Exercise directions
All lines in the data bearing the string "tacz" should be identified and copied.

Data lines
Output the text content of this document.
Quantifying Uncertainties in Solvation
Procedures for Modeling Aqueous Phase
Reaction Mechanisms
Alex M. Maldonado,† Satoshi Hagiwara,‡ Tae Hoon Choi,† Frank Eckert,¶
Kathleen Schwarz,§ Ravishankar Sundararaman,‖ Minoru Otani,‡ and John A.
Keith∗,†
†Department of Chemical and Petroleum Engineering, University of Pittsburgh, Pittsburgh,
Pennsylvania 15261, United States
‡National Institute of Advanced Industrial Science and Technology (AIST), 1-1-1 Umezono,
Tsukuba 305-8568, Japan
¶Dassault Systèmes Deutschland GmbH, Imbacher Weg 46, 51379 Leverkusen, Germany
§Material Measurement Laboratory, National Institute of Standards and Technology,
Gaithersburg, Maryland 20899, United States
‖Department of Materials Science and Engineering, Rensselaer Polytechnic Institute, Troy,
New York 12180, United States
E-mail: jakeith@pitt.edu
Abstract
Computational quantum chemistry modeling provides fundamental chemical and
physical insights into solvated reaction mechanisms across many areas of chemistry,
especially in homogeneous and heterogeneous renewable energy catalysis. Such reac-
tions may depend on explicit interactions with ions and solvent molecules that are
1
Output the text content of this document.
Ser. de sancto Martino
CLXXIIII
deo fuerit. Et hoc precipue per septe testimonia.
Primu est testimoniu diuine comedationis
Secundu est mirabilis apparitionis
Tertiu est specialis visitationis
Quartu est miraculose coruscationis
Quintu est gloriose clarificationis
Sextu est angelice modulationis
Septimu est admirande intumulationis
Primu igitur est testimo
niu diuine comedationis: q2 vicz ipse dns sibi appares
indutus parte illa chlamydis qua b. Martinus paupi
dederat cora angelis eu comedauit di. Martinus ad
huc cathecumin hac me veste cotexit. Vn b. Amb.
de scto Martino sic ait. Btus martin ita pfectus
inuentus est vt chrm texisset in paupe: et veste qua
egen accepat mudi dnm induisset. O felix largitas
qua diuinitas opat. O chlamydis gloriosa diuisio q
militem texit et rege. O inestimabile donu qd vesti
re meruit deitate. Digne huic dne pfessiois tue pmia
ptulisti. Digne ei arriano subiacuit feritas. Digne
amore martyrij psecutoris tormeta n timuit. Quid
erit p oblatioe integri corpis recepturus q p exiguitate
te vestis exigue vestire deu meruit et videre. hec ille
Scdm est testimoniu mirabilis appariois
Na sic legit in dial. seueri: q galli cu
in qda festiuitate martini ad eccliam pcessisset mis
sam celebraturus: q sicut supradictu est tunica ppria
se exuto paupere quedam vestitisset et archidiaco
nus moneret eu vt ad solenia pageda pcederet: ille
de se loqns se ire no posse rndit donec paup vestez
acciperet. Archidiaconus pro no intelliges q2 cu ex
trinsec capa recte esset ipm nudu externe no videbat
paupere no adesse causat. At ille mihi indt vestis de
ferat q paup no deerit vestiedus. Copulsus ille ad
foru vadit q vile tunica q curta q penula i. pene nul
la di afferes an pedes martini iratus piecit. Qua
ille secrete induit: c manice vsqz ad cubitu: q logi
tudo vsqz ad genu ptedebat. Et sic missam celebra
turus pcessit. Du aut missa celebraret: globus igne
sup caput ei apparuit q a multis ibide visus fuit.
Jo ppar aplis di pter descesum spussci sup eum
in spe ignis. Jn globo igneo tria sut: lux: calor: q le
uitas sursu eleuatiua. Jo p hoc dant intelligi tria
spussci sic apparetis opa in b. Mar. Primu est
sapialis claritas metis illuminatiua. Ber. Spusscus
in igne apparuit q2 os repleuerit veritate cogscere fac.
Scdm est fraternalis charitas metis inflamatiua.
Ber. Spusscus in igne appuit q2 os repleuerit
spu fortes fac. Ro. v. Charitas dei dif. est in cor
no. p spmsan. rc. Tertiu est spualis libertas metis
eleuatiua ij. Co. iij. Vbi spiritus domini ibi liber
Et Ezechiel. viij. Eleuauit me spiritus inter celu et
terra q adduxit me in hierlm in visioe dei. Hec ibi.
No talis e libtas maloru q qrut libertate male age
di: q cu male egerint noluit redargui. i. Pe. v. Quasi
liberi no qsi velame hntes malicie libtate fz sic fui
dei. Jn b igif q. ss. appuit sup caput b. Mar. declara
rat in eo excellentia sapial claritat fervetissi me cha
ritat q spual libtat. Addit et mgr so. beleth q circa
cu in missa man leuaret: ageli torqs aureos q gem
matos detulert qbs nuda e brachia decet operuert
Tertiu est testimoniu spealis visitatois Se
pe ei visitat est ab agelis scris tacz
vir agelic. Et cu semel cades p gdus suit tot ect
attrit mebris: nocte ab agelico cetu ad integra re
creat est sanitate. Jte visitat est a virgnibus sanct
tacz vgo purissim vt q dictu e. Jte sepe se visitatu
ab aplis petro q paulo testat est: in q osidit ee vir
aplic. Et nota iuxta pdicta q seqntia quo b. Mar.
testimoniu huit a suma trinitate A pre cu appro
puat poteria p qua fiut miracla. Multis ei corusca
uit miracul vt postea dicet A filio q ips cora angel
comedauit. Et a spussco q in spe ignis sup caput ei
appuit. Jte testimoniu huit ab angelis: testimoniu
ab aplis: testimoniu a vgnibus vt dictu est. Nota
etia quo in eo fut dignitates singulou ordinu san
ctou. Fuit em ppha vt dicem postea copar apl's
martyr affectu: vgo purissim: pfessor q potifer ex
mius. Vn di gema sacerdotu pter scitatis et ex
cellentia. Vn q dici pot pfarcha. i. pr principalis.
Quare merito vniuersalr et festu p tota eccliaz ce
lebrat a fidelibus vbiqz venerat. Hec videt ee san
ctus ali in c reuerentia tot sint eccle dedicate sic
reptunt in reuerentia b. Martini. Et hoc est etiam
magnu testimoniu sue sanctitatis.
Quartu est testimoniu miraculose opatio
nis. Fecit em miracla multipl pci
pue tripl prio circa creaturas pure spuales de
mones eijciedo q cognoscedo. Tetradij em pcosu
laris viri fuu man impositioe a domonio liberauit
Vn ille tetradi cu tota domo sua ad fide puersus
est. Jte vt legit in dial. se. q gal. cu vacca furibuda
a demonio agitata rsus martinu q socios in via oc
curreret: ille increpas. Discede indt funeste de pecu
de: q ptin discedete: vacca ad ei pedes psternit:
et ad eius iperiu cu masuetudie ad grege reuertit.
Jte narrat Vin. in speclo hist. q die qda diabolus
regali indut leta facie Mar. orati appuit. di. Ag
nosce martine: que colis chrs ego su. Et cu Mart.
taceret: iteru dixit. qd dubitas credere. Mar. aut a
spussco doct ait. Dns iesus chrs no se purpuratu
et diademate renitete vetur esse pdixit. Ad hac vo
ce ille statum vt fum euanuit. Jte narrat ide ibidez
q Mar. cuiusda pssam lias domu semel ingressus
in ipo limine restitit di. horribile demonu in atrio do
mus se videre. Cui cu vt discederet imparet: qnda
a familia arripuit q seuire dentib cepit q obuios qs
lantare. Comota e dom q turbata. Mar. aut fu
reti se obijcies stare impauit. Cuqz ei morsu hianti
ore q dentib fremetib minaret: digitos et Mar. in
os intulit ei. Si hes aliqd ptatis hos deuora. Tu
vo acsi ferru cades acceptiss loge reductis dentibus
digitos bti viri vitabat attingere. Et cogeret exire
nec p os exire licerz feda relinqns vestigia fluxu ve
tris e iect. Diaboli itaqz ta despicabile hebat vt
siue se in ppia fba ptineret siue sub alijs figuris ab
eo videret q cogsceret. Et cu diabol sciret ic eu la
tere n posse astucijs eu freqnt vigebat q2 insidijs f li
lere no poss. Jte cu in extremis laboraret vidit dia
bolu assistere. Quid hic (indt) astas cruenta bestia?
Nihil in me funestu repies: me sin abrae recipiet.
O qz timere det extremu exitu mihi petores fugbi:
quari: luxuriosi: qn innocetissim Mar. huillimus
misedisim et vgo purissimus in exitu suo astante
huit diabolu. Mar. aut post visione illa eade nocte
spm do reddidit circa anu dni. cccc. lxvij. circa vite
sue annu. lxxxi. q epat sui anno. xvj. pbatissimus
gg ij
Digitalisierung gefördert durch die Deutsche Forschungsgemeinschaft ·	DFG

Reply
pe ei visitat est ab agelis scris tacz
tacz vgo purissim vt q dictu e. Jte sepe se visitatu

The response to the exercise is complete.